Exercise:
Rewrite the lines below as a numbered list, leaving out blank lines and the pictures.
--- begin Data ---
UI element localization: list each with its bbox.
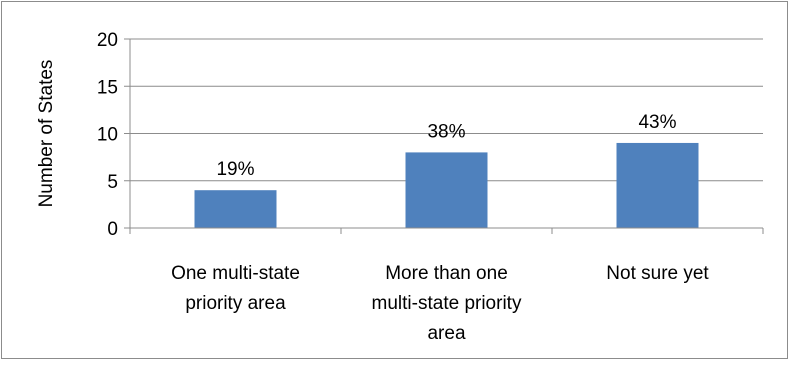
y-tick-label: 5 [107, 172, 118, 193]
x-tick-label: One multi-state [171, 263, 300, 284]
bars [194, 142, 699, 228]
x-tick-label: priority area [185, 293, 286, 314]
axes [124, 38, 764, 234]
bar [616, 142, 699, 228]
data-label: 43% [638, 112, 676, 133]
bar [194, 190, 277, 228]
data-label: 38% [427, 121, 465, 142]
data-label: 19% [216, 159, 254, 180]
y-tick-label: 20 [97, 30, 118, 51]
y-tick-label: 10 [97, 125, 118, 146]
x-tick-label: multi-state priority [372, 293, 522, 314]
y-tick-label: 0 [107, 219, 118, 240]
y-axis-title: Number of States [36, 60, 57, 208]
labels: 0 5 10 15 20 19% One multi-state priority area 3… [97, 30, 710, 344]
x-tick-label: Not sure yet [606, 263, 709, 284]
bar [405, 152, 488, 228]
x-tick-label: More than one [385, 263, 508, 284]
y-tick-label: 15 [97, 77, 118, 98]
x-tick-label: area [427, 323, 465, 344]
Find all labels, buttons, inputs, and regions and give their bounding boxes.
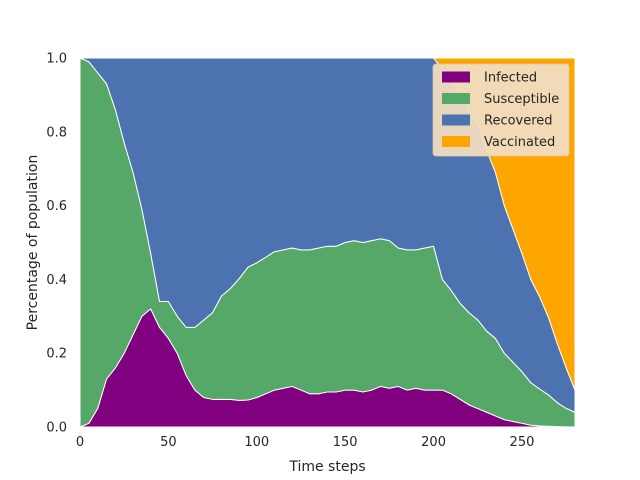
legend-swatch-infected — [442, 71, 470, 83]
x-axis-ticks: 0 50 100 150 200 250 — [76, 435, 535, 450]
x-axis-label: Time steps — [288, 459, 365, 475]
x-tick-label: 250 — [510, 435, 535, 450]
legend-label-infected: Infected — [484, 71, 537, 86]
y-tick-label: 0.0 — [46, 421, 67, 436]
legend-swatch-vaccinated — [442, 136, 470, 147]
x-tick-label: 100 — [244, 435, 269, 450]
y-tick-label: 0.8 — [46, 125, 67, 140]
legend-label-susceptible: Susceptible — [484, 92, 559, 107]
y-tick-label: 1.0 — [46, 52, 67, 67]
x-tick-label: 200 — [421, 435, 446, 450]
legend-box — [432, 63, 570, 157]
y-tick-label: 0.2 — [46, 347, 67, 362]
y-axis-ticks: 0.0 0.2 0.4 0.6 0.8 1.0 — [46, 52, 67, 436]
legend: Infected Susceptible Recovered Vaccinated — [432, 63, 570, 157]
legend-label-recovered: Recovered — [484, 114, 553, 129]
x-tick-label: 0 — [76, 435, 84, 450]
y-axis-label: Percentage of population — [25, 155, 41, 331]
x-tick-label: 150 — [333, 435, 358, 450]
legend-swatch-susceptible — [442, 93, 470, 104]
legend-label-vaccinated: Vaccinated — [484, 135, 555, 150]
y-tick-label: 0.4 — [46, 273, 67, 288]
x-tick-label: 50 — [160, 435, 177, 450]
y-tick-label: 0.6 — [46, 199, 67, 214]
legend-swatch-recovered — [442, 114, 470, 126]
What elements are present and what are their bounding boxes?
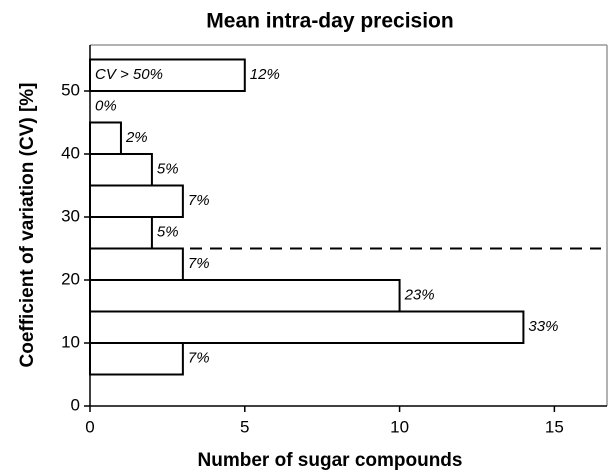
--- end Data ---
Result for this exercise:
1. UI element localization: list each with its bbox.
2. y-tick-label: 5 [107, 172, 118, 193]
3. x-tick-label: One multi-state [171, 263, 300, 284]
4. bars [194, 142, 699, 228]
5. x-tick-label: priority area [185, 293, 286, 314]
6. axes [124, 38, 764, 234]
7. bar [616, 142, 699, 228]
8. data-label: 43% [638, 112, 676, 133]
9. bar [194, 190, 277, 228]
10. data-label: 38% [427, 121, 465, 142]
11. data-label: 19% [216, 159, 254, 180]
12. y-tick-label: 20 [97, 30, 118, 51]
13. y-tick-label: 10 [97, 125, 118, 146]
14. x-tick-label: multi-state priority [372, 293, 522, 314]
15. y-tick-label: 0 [107, 219, 118, 240]
16. y-axis-title: Number of States [36, 60, 57, 208]
17. labels: 0 5 10 15 20 19% One multi-state priority area 3… [97, 30, 710, 344]
18. x-tick-label: Not sure yet [606, 263, 709, 284]
19. bar [405, 152, 488, 228]
20. x-tick-label: More than one [385, 263, 508, 284]
21. y-tick-label: 15 [97, 77, 118, 98]
22. x-tick-label: area [427, 323, 465, 344]
23. Find all labels, buttons, inputs, and regions and give their bounding boxes.
24. legend-swatch-infected — [442, 71, 470, 83]
25. x-axis-ticks: 0 50 100 150 200 250 — [76, 435, 535, 450]
26. x-axis-label: Time steps — [288, 459, 365, 475]
27. x-tick-label: 250 — [510, 435, 535, 450]
28. legend-label-infected: Infected — [484, 71, 537, 86]
29. y-tick-label: 0.0 — [46, 421, 67, 436]
30. legend-swatch-vaccinated — [442, 136, 470, 147]
31. x-tick-label: 100 — [244, 435, 269, 450]
32. y-tick-label: 0.8 — [46, 125, 67, 140]
33. legend-label-susceptible: Susceptible — [484, 92, 559, 107]
34. y-tick-label: 1.0 — [46, 52, 67, 67]
35. x-tick-label: 200 — [421, 435, 446, 450]
36. legend-box — [432, 63, 570, 157]
37. y-tick-label: 0.2 — [46, 347, 67, 362]
38. y-axis-ticks: 0.0 0.2 0.4 0.6 0.8 1.0 — [46, 52, 67, 436]
39. legend: Infected Susceptible Recovered Vaccinated — [432, 63, 570, 157]
40. legend-label-recovered: Recovered — [484, 114, 553, 129]
41. x-tick-label: 0 — [76, 435, 84, 450]
42. y-axis-label: Percentage of population — [25, 155, 41, 331]
43. x-tick-label: 150 — [333, 435, 358, 450]
44. legend-swatch-susceptible — [442, 93, 470, 104]
45. legend-label-vaccinated: Vaccinated — [484, 135, 555, 150]
46. y-tick-label: 0.4 — [46, 273, 67, 288]
47. x-tick-label: 50 — [160, 435, 177, 450]
48. y-tick-label: 0.6 — [46, 199, 67, 214]
49. legend-swatch-recovered — [442, 114, 470, 126]
50. What elements are present and what are their bounding boxes?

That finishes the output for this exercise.